§ JOB
Lines containing the string "niveluri" are to be counted. Write only how many there are.

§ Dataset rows

************

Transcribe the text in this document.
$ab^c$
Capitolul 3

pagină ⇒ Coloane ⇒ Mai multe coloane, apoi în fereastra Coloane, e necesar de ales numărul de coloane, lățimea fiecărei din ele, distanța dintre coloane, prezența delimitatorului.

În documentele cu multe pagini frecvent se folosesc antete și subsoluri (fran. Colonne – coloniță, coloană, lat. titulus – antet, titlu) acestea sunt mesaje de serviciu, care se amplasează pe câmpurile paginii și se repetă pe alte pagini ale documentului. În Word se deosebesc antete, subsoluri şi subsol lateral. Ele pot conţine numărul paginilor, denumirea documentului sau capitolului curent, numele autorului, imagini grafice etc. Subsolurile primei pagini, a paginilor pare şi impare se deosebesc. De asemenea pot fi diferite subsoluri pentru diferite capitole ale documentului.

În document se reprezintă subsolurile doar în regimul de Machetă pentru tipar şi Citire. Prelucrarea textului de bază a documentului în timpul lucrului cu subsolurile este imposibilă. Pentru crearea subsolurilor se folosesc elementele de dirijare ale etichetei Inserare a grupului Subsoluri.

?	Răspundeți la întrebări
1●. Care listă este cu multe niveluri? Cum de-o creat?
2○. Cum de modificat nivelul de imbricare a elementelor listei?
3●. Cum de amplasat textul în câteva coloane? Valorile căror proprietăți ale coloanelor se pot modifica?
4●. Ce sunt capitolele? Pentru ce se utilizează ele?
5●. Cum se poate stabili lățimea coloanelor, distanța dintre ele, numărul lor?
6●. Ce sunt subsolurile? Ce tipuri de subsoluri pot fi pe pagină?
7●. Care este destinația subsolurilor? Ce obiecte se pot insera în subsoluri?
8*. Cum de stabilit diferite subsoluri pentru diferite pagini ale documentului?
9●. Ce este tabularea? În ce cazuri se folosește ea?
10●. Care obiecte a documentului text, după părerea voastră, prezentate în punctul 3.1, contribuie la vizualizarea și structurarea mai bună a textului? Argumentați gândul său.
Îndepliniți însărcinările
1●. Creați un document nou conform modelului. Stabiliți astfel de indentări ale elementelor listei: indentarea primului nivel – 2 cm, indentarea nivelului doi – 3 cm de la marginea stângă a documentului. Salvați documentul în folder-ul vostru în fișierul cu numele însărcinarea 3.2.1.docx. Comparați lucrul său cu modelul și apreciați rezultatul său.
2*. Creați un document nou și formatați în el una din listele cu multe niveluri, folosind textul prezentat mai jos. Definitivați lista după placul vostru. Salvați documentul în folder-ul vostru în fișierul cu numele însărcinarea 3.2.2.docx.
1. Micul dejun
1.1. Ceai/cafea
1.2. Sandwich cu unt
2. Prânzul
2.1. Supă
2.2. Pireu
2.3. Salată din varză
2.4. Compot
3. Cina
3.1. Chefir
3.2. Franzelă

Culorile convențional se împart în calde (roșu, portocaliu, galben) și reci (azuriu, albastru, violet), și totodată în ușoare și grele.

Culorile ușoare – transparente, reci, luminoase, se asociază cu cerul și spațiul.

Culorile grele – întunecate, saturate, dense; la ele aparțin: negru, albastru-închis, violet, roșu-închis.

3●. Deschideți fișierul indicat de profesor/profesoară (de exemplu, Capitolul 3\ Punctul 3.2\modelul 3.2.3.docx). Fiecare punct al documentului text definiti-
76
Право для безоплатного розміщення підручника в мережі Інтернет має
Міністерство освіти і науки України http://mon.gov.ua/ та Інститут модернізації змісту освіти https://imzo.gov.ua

************

§ SOLUTION TO THE EXERCISE
2